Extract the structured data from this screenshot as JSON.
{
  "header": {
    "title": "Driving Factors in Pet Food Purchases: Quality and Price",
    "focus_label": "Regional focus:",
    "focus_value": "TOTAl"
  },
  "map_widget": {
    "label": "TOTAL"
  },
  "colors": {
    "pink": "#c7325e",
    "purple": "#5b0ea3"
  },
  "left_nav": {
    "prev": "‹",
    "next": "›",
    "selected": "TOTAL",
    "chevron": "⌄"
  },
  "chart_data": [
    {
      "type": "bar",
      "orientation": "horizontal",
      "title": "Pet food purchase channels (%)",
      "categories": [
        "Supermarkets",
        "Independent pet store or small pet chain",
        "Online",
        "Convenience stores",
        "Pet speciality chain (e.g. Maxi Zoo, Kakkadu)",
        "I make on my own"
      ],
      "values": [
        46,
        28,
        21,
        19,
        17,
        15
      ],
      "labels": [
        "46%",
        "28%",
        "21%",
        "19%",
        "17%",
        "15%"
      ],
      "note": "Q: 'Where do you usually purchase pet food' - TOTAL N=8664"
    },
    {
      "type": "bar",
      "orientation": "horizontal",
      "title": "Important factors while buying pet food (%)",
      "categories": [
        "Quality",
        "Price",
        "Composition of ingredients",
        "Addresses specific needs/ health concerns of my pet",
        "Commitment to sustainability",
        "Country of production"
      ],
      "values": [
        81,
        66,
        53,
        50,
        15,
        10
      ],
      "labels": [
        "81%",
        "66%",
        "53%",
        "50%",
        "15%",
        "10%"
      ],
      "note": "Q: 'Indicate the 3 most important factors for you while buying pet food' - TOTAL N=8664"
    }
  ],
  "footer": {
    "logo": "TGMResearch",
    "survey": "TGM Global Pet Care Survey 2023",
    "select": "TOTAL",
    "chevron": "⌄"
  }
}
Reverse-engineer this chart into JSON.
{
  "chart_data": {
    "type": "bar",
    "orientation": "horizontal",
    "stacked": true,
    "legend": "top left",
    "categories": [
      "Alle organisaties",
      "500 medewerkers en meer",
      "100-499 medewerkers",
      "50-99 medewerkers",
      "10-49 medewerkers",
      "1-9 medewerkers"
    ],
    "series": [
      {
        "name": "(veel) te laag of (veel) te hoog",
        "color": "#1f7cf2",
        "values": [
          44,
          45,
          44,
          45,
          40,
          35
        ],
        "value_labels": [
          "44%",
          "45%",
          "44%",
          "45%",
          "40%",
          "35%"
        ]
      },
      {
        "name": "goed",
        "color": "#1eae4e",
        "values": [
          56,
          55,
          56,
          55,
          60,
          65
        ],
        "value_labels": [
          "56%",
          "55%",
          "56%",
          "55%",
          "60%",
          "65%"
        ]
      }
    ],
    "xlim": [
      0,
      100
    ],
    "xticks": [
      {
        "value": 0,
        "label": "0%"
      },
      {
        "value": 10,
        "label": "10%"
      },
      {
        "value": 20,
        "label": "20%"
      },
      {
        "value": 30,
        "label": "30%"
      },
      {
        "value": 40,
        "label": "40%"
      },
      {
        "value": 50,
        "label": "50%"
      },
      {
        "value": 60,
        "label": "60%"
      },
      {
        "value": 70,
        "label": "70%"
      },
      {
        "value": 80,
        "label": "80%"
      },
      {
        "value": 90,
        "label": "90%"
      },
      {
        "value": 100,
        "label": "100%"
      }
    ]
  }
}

============

• Problem description:
All of the records must be repeated exactly.

• Expected output:
Extract the structured data from this screenshot as JSON.
{
  "header": {
    "title": "Driving Factors in Pet Food Purchases: Quality and Price",
    "focus_label": "Regional focus:",
    "focus_value": "TOTAl"
  },
  "map_widget": {
    "label": "TOTAL"
  },
  "colors": {
    "pink": "#c7325e",
    "purple": "#5b0ea3"
  },
  "left_nav": {
    "prev": "‹",
    "next": "›",
    "selected": "TOTAL",
    "chevron": "⌄"
  },
  "chart_data": [
    {
      "type": "bar",
      "orientation": "horizontal",
      "title": "Pet food purchase channels (%)",
      "categories": [
        "Supermarkets",
        "Independent pet store or small pet chain",
        "Online",
        "Convenience stores",
        "Pet speciality chain (e.g. Maxi Zoo, Kakkadu)",
        "I make on my own"
      ],
      "values": [
        46,
        28,
        21,
        19,
        17,
        15
      ],
      "labels": [
        "46%",
        "28%",
        "21%",
        "19%",
        "17%",
        "15%"
      ],
      "note": "Q: 'Where do you usually purchase pet food' - TOTAL N=8664"
    },
    {
      "type": "bar",
      "orientation": "horizontal",
      "title": "Important factors while buying pet food (%)",
      "categories": [
        "Quality",
        "Price",
        "Composition of ingredients",
        "Addresses specific needs/ health concerns of my pet",
        "Commitment to sustainability",
        "Country of production"
      ],
      "values": [
        81,
        66,
        53,
        50,
        15,
        10
      ],
      "labels": [
        "81%",
        "66%",
        "53%",
        "50%",
        "15%",
        "10%"
      ],
      "note": "Q: 'Indicate the 3 most important factors for you while buying pet food' - TOTAL N=8664"
    }
  ],
  "footer": {
    "logo": "TGMResearch",
    "survey": "TGM Global Pet Care Survey 2023",
    "select": "TOTAL",
    "chevron": "⌄"
  }
}
Reverse-engineer this chart into JSON.
{
  "chart_data": {
    "type": "bar",
    "orientation": "horizontal",
    "stacked": true,
    "legend": "top left",
    "categories": [
      "Alle organisaties",
      "500 medewerkers en meer",
      "100-499 medewerkers",
      "50-99 medewerkers",
      "10-49 medewerkers",
      "1-9 medewerkers"
    ],
    "series": [
      {
        "name": "(veel) te laag of (veel) te hoog",
        "color": "#1f7cf2",
        "values": [
          44,
          45,
          44,
          45,
          40,
          35
        ],
        "value_labels": [
          "44%",
          "45%",
          "44%",
          "45%",
          "40%",
          "35%"
        ]
      },
      {
        "name": "goed",
        "color": "#1eae4e",
        "values": [
          56,
          55,
          56,
          55,
          60,
          65
        ],
        "value_labels": [
          "56%",
          "55%",
          "56%",
          "55%",
          "60%",
          "65%"
        ]
      }
    ],
    "xlim": [
      0,
      100
    ],
    "xticks": [
      {
        "value": 0,
        "label": "0%"
      },
      {
        "value": 10,
        "label": "10%"
      },
      {
        "value": 20,
        "label": "20%"
      },
      {
        "value": 30,
        "label": "30%"
      },
      {
        "value": 40,
        "label": "40%"
      },
      {
        "value": 50,
        "label": "50%"
      },
      {
        "value": 60,
        "label": "60%"
      },
      {
        "value": 70,
        "label": "70%"
      },
      {
        "value": 80,
        "label": "80%"
      },
      {
        "value": 90,
        "label": "90%"
      },
      {
        "value": 100,
        "label": "100%"
      }
    ]
  }
}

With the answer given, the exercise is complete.